Records from a data collection
----------------
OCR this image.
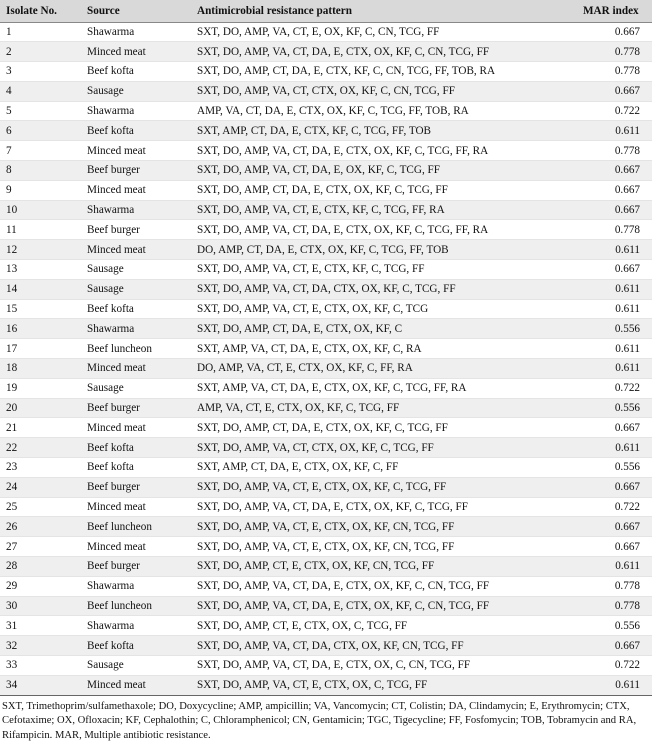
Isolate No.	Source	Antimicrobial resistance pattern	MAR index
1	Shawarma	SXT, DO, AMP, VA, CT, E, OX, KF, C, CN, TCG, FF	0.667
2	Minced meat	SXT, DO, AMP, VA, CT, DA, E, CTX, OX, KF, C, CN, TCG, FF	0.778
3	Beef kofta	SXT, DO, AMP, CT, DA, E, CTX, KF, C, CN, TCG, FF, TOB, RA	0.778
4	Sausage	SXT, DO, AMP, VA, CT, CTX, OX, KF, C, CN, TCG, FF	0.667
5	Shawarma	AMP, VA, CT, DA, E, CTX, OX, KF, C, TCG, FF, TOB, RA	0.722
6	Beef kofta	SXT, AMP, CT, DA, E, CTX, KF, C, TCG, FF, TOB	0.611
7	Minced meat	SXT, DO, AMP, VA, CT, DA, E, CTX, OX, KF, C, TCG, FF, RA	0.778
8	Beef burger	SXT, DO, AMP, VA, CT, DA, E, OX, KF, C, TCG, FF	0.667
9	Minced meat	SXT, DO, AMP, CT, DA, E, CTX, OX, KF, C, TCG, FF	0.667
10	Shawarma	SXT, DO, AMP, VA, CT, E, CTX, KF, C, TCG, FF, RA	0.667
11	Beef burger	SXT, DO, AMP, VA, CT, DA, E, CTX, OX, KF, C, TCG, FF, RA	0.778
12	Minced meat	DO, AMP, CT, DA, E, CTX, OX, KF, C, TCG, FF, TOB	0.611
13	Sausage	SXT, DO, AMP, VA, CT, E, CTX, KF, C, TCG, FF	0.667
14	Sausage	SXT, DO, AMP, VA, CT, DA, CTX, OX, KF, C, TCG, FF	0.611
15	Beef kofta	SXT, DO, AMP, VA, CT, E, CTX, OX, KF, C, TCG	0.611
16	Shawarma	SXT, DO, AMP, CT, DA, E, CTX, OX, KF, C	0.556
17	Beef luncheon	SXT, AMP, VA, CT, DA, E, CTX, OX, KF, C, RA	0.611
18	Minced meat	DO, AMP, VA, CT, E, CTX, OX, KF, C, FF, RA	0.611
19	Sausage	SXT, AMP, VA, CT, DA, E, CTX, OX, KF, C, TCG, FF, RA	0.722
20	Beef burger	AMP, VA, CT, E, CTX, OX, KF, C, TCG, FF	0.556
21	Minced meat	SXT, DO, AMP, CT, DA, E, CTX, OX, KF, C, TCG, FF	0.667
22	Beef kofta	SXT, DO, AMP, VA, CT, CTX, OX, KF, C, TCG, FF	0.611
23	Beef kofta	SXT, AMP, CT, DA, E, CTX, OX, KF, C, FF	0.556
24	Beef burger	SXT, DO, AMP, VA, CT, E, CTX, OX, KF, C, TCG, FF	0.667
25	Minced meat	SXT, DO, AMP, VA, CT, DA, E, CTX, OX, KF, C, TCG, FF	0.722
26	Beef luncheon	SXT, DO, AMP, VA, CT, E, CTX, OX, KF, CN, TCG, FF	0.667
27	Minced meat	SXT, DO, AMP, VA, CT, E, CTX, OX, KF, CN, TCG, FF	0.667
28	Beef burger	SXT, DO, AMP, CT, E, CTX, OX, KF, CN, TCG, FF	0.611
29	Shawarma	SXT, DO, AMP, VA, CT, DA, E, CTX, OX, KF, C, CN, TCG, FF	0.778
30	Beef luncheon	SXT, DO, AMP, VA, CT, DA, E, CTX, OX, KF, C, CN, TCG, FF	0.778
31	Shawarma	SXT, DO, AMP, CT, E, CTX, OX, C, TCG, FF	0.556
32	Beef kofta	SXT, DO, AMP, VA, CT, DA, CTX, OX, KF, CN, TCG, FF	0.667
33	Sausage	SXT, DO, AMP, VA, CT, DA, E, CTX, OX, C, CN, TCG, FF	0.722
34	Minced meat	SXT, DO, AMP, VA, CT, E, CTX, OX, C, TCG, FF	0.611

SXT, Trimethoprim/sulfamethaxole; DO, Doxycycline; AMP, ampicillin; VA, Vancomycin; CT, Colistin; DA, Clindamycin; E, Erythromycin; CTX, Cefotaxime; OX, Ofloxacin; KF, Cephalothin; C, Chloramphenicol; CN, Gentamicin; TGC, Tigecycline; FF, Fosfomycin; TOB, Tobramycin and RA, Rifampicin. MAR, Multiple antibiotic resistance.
----------------
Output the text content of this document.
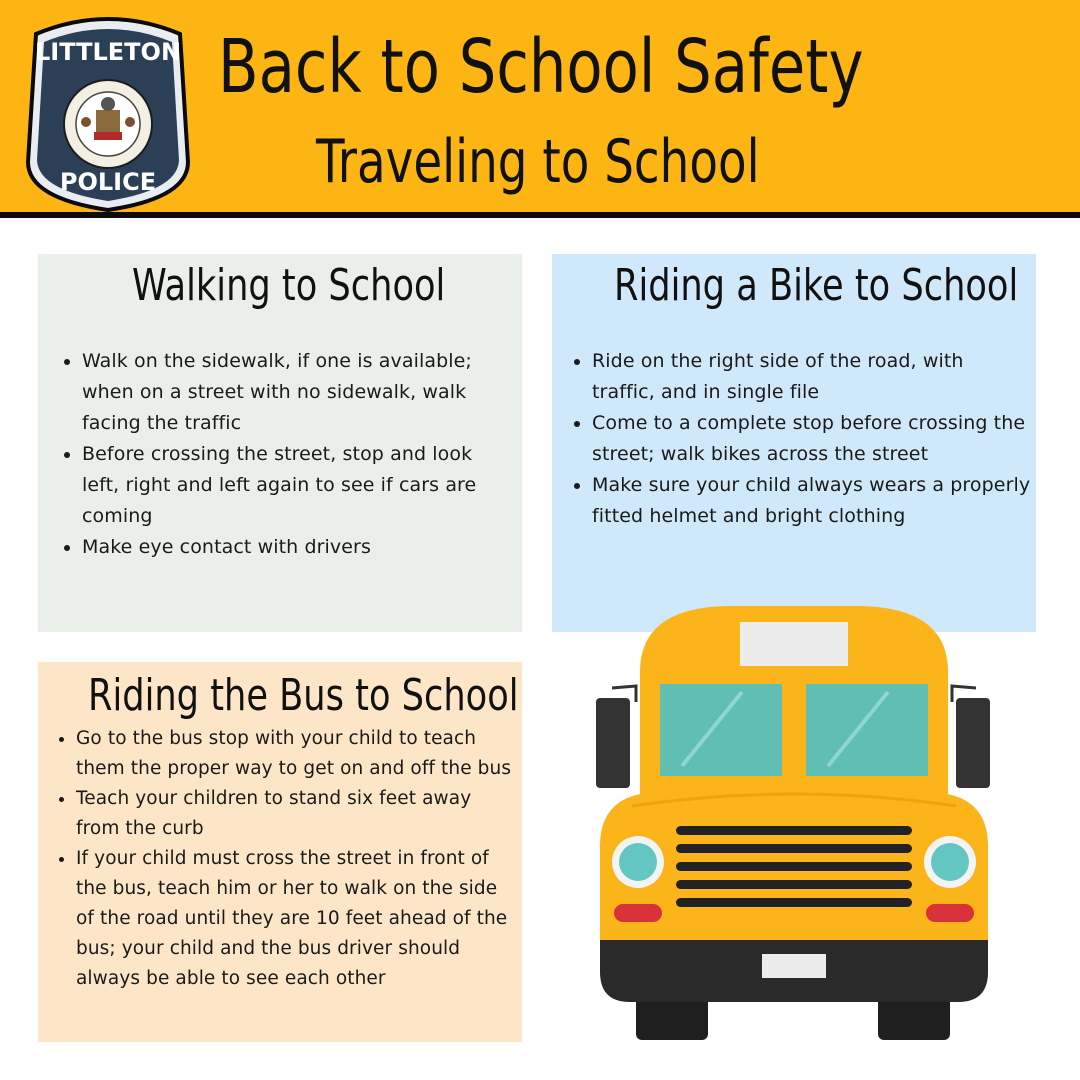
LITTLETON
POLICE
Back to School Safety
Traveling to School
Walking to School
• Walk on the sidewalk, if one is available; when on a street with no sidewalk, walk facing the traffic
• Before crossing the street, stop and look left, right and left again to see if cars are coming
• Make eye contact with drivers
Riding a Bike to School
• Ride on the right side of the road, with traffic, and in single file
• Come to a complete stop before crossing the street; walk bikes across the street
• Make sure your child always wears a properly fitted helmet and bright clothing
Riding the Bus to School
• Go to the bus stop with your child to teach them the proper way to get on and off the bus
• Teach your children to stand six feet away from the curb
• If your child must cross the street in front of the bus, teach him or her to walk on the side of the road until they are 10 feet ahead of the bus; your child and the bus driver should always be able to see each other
----------------
[GOAL OF THE EXERCISE]: From the records above, pull out every line containing the word "Sausage".

[PROBLEM SOLUTION]:
4	Sausage	SXT, DO, AMP, VA, CT, CTX, OX, KF, C, CN, TCG, FF	0.667
13	Sausage	SXT, DO, AMP, VA, CT, E, CTX, KF, C, TCG, FF	0.667
14	Sausage	SXT, DO, AMP, VA, CT, DA, CTX, OX, KF, C, TCG, FF	0.611
19	Sausage	SXT, AMP, VA, CT, DA, E, CTX, OX, KF, C, TCG, FF, RA	0.722
33	Sausage	SXT, DO, AMP, VA, CT, DA, E, CTX, OX, C, CN, TCG, FF	0.722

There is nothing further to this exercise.